* **What is required**: Run through the records and, wherever a line holds the word "JSON", return that line.

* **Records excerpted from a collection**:
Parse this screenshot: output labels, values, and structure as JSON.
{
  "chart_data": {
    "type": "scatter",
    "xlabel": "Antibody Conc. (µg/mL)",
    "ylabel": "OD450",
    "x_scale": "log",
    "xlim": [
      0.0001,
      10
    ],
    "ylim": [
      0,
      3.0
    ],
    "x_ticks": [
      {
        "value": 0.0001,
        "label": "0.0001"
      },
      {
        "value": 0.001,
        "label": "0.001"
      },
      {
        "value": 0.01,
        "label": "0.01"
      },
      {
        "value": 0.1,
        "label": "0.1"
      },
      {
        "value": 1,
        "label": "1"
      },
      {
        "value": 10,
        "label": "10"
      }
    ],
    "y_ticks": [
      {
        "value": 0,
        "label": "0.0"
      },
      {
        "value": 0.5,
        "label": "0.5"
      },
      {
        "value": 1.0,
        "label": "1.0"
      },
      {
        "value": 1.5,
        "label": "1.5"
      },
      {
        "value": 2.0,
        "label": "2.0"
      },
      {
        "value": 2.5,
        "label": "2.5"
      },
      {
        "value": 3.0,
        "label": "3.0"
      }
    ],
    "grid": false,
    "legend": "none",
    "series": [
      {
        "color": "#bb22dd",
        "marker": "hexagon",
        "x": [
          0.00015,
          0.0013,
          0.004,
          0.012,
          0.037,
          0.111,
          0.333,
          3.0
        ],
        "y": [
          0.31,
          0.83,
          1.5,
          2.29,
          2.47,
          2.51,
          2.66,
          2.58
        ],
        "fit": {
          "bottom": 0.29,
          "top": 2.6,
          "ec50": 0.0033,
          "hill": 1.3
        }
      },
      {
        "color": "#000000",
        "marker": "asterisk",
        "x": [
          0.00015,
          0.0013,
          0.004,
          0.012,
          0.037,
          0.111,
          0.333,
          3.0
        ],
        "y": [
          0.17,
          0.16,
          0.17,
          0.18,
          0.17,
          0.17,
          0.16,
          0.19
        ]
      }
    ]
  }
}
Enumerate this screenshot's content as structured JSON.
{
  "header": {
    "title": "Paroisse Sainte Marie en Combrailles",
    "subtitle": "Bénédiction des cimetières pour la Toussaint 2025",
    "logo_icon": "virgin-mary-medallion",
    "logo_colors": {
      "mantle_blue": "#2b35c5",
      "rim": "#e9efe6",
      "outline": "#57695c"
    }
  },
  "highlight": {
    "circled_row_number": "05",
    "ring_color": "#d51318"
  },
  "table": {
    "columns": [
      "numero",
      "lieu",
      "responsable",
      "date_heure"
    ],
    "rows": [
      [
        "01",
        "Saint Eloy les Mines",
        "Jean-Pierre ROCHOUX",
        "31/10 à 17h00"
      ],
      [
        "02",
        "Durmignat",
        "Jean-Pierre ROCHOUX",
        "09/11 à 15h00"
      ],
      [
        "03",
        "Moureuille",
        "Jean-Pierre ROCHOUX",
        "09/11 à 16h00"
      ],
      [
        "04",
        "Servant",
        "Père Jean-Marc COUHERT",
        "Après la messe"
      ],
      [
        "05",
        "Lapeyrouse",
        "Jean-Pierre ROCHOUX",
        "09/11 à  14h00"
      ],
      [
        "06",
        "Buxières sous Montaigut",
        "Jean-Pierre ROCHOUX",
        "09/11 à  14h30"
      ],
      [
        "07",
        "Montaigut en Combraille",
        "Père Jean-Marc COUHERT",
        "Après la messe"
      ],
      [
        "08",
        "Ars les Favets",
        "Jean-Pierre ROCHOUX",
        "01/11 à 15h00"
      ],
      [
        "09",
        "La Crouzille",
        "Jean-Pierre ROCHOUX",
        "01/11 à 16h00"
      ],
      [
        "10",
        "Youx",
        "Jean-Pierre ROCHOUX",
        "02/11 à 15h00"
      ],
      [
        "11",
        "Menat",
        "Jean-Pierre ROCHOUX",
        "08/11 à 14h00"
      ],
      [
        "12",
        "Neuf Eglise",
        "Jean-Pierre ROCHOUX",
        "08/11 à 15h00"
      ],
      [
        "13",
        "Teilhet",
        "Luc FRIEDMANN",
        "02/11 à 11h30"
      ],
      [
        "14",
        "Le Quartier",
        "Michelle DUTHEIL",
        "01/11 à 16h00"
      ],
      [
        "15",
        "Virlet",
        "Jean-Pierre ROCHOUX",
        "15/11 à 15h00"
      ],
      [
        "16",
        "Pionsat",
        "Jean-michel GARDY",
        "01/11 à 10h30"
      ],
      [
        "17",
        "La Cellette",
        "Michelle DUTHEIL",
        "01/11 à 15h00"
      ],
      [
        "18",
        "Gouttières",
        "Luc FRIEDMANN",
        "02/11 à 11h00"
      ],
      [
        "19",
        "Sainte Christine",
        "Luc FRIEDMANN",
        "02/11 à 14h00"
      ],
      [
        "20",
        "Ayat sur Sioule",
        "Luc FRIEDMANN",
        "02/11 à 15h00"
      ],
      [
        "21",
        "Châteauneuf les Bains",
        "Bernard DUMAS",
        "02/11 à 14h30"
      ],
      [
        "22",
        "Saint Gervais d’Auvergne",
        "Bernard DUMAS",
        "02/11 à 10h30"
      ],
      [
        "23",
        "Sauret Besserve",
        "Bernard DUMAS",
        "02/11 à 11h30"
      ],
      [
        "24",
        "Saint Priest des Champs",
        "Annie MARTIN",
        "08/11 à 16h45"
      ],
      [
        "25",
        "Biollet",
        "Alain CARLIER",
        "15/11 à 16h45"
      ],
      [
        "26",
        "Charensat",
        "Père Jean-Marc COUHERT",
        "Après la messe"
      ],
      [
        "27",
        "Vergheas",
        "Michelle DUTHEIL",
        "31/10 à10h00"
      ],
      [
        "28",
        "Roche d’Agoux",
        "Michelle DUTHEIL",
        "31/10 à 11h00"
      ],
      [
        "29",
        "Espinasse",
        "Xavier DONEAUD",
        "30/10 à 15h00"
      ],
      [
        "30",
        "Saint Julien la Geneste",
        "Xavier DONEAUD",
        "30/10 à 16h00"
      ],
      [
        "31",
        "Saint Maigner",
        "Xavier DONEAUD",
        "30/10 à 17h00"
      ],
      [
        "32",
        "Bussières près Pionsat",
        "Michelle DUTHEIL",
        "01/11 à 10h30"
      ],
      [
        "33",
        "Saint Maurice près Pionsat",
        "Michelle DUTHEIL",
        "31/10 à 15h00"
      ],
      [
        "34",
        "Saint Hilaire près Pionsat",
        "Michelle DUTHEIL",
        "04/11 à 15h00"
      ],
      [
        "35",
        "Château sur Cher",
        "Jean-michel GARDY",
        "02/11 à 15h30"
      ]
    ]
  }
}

* **Task result**:
Parse this screenshot: output labels, values, and structure as JSON.
Enumerate this screenshot's content as structured JSON.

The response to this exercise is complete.